Auszug zum Lesen:
•••
Im Log des SFTP Servers finden sich keine Einträge bezüglich Zugriffsversuch.
Eine Firewall blockiert hier auch nicht.

Offensichtlich geht hier gar keine Verbindungsanfrage raus. 
Meine Frage ist nun: Warum funktioniert der FTP Baustein aber der SFTP Baustein nicht?
Zur Info: Ein SFTP Zugriff mit FileZilla auf den SFTP Server funktioniert. Der Fehler muss also auf der Wago zu suchen sein. 

Firmware: 03.03.10(15)
Controller: 750-82022 PFC200 2ETH RS
eCockpit: 1.6.1.5

Hat jemand Erfahrung damit und kann hier weiter Helfen?

Viele Grüße
Thomas


----------



## Matze001 (24 Mai 2020)

Die Eingänge PrivateKey, Passphrase und KnownHosts hast Du schon verschaltet, aber nur für das Forum "gelöscht" ?

Wenn nein -> Ausfüllen!

Grüße

Marcel

P.S: Known-Hosts muss vermutlich die ID des SFTP-Servers beinhalten, ähnlich wie man es von Putty bei der ersten Verbindung via SSH kennt.


----------



## p2492 (25 Mai 2020)
•••
Gespeicherte Daten:
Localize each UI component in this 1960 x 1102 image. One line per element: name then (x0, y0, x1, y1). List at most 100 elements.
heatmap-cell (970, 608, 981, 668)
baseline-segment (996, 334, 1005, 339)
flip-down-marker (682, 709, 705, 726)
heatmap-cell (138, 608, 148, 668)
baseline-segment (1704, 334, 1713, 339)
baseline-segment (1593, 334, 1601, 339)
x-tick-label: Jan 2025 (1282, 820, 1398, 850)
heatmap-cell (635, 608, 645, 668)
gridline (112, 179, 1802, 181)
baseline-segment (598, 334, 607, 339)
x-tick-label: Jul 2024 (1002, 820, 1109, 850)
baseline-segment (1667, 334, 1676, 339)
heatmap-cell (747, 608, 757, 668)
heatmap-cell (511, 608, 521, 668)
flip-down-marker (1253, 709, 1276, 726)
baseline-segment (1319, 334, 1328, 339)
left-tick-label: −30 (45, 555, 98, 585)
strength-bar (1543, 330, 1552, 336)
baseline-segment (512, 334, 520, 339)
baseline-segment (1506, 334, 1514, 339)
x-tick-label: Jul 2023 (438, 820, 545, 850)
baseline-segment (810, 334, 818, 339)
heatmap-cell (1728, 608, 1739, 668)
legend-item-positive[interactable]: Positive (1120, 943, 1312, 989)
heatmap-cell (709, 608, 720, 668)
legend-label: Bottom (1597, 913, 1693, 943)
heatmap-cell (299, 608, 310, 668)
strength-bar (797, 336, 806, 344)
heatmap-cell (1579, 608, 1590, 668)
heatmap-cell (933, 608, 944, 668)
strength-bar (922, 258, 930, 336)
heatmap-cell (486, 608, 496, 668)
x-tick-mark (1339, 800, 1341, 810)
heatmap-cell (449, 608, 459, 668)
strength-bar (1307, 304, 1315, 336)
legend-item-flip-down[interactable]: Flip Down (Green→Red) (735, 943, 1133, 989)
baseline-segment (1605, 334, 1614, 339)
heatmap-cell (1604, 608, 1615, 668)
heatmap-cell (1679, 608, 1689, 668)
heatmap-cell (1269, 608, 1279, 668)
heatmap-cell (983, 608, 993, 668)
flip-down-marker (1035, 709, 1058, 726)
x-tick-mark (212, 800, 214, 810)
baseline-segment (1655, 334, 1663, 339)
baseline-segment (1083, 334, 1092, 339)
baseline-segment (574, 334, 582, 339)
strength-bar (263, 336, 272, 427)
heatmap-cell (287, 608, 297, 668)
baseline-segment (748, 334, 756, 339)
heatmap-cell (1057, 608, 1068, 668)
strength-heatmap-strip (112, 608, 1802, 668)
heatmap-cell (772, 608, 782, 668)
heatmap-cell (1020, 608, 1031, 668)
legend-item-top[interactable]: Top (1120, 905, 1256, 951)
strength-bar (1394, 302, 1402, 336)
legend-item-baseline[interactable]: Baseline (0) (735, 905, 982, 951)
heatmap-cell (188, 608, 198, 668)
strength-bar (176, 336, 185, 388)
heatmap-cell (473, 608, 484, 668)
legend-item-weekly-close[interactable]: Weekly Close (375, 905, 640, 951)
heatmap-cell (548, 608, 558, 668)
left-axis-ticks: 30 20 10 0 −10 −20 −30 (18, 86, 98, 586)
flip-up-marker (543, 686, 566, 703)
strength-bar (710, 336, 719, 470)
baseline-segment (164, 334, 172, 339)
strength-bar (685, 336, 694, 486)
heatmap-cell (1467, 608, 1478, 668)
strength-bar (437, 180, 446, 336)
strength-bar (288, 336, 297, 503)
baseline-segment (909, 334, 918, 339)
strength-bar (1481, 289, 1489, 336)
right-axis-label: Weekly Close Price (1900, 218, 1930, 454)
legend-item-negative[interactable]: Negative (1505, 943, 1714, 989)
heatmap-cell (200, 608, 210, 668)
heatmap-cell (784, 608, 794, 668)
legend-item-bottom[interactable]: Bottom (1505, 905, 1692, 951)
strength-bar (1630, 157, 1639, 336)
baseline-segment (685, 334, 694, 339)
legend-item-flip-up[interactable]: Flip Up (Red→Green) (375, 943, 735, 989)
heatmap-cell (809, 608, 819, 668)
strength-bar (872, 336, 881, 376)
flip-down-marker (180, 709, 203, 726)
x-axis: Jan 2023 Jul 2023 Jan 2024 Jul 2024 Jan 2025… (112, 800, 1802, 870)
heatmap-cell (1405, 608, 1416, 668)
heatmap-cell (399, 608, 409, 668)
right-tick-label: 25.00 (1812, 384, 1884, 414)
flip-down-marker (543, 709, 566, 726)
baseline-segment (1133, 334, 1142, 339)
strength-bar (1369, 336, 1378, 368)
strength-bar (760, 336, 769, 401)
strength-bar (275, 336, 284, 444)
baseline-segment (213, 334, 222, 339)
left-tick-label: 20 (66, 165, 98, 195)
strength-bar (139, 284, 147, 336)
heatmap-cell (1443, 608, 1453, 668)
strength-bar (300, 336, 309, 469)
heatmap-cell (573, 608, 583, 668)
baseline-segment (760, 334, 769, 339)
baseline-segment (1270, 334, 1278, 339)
•••
Deine Aufgabe: Führe den Forumsthread zum nicht funktionierenden SFTP-Baustein auf dem Wago-Controller dort fort, wo er aufhört.

Ergebnis folgt:
Hallo Marcel,

danke für deine Antwort.
PrivateKey, Passphrase werden nicht benötigt da die Authentifizierung über Passwort erfolgen soll.
KnownHosts ist ebenfalls optional und soll nicht verwendet werden.

Viele Grüße
Thomas


----------



## gillesgol (5 Juni 2020)

Hallo Thomas, 

- Hast du die richtigen Port deklariert ? in General ist der Port 22

- Welche SFTP Servers benutzt du ?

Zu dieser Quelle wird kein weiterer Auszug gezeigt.